→ To do: Go through the lines below. Copy those with "Tilt".

Figure dataset records:
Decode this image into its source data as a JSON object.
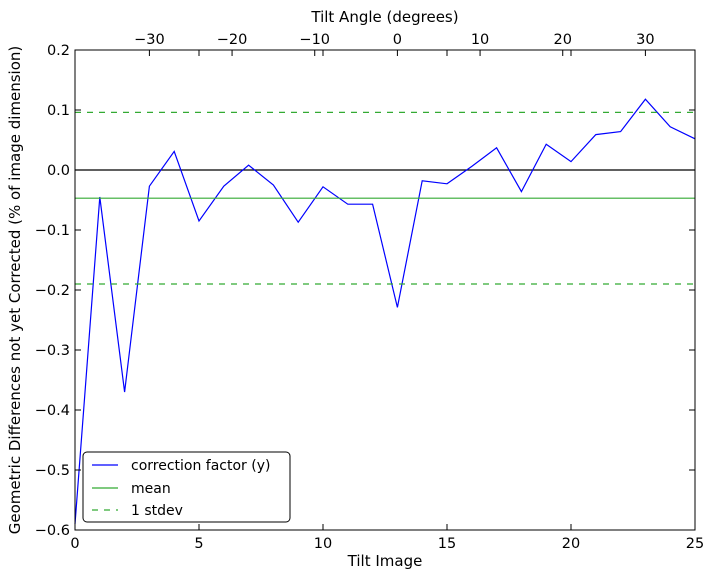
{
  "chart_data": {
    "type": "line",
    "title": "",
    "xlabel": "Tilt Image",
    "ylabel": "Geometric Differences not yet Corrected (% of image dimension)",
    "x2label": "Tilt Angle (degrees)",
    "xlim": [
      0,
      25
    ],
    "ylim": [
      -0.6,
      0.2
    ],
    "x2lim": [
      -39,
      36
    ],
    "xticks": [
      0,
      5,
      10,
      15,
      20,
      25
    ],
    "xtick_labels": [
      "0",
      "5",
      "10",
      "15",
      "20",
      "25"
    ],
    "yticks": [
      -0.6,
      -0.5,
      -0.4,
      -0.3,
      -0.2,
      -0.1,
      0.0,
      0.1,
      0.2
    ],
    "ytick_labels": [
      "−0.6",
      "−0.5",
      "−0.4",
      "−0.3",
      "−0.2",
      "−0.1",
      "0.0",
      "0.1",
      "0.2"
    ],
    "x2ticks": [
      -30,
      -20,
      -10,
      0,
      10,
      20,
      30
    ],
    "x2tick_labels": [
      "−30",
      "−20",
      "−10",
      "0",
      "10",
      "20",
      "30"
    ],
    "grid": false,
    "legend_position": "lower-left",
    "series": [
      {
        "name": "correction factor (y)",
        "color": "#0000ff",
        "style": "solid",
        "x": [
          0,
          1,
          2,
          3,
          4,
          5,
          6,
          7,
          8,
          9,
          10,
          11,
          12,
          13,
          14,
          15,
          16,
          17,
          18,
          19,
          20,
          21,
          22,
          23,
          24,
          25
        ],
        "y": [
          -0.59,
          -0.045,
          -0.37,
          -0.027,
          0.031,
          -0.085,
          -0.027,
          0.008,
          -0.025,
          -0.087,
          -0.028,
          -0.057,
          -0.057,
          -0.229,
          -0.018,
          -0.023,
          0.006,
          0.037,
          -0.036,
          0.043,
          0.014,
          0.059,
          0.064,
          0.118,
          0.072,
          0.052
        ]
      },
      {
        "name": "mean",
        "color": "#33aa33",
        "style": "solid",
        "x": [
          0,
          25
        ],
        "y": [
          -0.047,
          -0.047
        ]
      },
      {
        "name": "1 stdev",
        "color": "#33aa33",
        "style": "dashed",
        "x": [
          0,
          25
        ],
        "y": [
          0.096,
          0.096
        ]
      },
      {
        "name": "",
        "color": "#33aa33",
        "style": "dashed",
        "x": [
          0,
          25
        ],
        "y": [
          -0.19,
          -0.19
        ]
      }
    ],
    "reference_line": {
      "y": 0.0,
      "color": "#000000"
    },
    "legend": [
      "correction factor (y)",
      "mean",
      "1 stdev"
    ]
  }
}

...

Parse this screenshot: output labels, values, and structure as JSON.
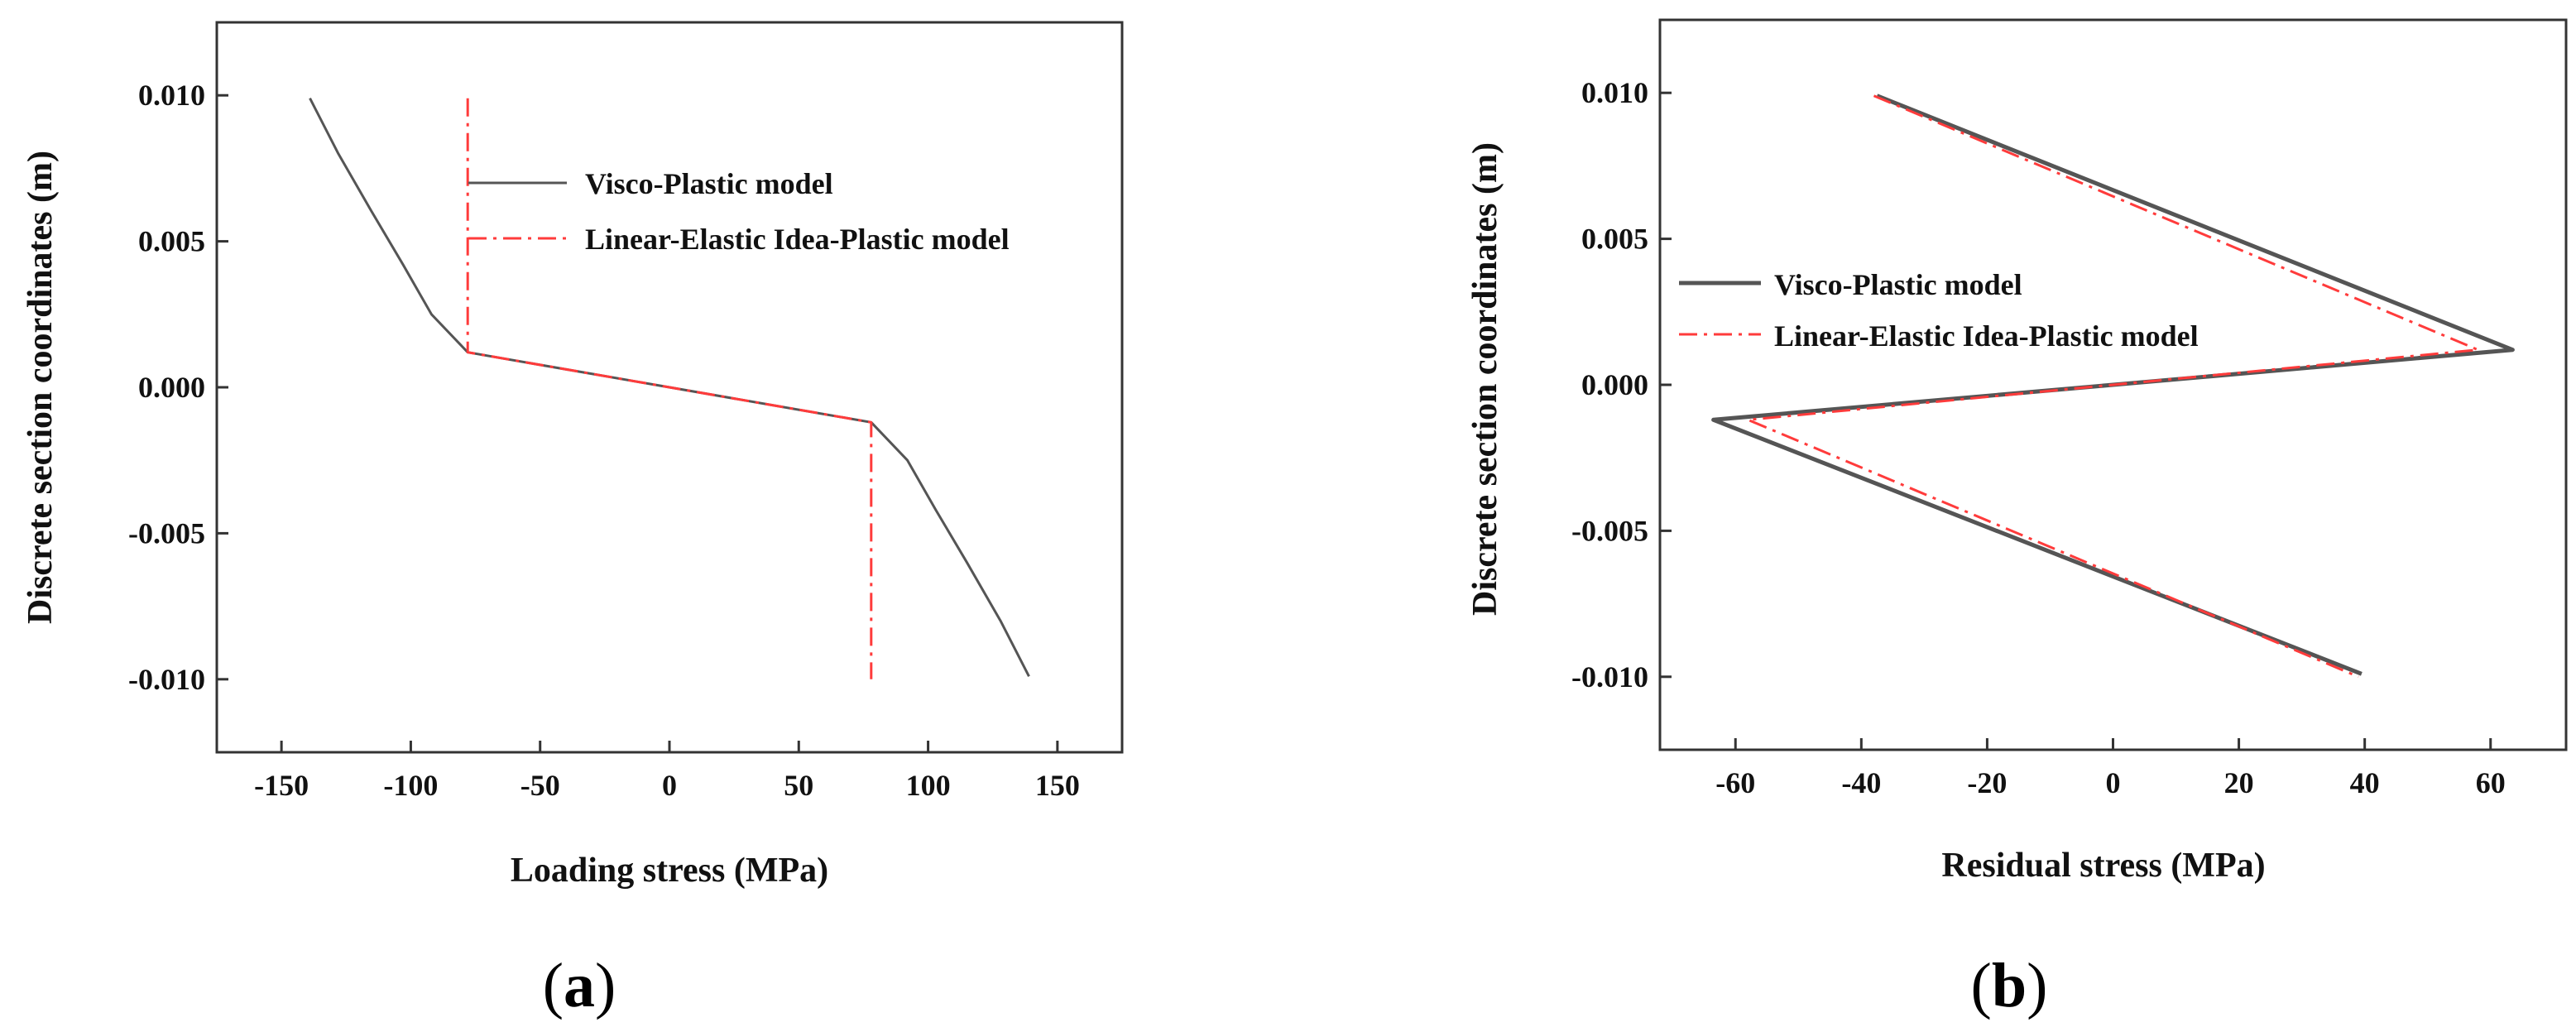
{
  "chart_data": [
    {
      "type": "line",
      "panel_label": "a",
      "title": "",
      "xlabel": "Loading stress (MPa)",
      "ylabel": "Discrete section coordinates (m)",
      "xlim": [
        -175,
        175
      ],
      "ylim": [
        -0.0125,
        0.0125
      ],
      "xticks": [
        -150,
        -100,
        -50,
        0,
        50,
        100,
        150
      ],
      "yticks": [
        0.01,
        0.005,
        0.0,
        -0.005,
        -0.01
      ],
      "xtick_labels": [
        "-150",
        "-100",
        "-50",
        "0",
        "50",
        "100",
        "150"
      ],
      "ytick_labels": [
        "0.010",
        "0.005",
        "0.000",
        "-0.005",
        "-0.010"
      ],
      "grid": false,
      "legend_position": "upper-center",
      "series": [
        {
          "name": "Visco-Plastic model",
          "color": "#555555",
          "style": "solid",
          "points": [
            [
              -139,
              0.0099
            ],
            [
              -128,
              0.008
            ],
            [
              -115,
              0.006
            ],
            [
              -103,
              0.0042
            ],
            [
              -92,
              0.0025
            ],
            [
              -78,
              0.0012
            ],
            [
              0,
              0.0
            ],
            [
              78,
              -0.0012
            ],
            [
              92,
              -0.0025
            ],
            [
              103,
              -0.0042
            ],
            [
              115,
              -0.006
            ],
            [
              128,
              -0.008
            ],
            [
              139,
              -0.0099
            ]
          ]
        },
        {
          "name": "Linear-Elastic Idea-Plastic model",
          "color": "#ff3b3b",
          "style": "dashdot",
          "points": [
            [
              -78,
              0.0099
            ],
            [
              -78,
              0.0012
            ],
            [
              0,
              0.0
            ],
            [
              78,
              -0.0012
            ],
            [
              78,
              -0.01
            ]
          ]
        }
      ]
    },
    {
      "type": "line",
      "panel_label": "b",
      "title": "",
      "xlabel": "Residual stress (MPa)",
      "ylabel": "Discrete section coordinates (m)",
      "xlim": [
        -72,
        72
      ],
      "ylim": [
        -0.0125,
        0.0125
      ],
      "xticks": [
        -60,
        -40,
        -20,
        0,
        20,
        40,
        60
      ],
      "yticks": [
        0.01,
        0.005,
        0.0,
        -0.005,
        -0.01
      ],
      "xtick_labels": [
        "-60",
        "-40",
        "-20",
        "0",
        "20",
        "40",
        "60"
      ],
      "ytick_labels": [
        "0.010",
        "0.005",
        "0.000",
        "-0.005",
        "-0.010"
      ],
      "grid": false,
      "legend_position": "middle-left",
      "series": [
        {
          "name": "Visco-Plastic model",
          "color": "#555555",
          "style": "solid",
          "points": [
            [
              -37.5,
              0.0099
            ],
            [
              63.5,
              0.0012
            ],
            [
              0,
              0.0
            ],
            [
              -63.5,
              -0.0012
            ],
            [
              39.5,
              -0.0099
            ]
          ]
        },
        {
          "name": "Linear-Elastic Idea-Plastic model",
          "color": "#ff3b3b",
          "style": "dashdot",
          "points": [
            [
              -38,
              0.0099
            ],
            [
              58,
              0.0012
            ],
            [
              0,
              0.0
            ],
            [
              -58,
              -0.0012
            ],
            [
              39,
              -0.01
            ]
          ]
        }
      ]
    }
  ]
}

→ Solution to this task:
    "xlabel": "Tilt Image",
    "x2label": "Tilt Angle (degrees)",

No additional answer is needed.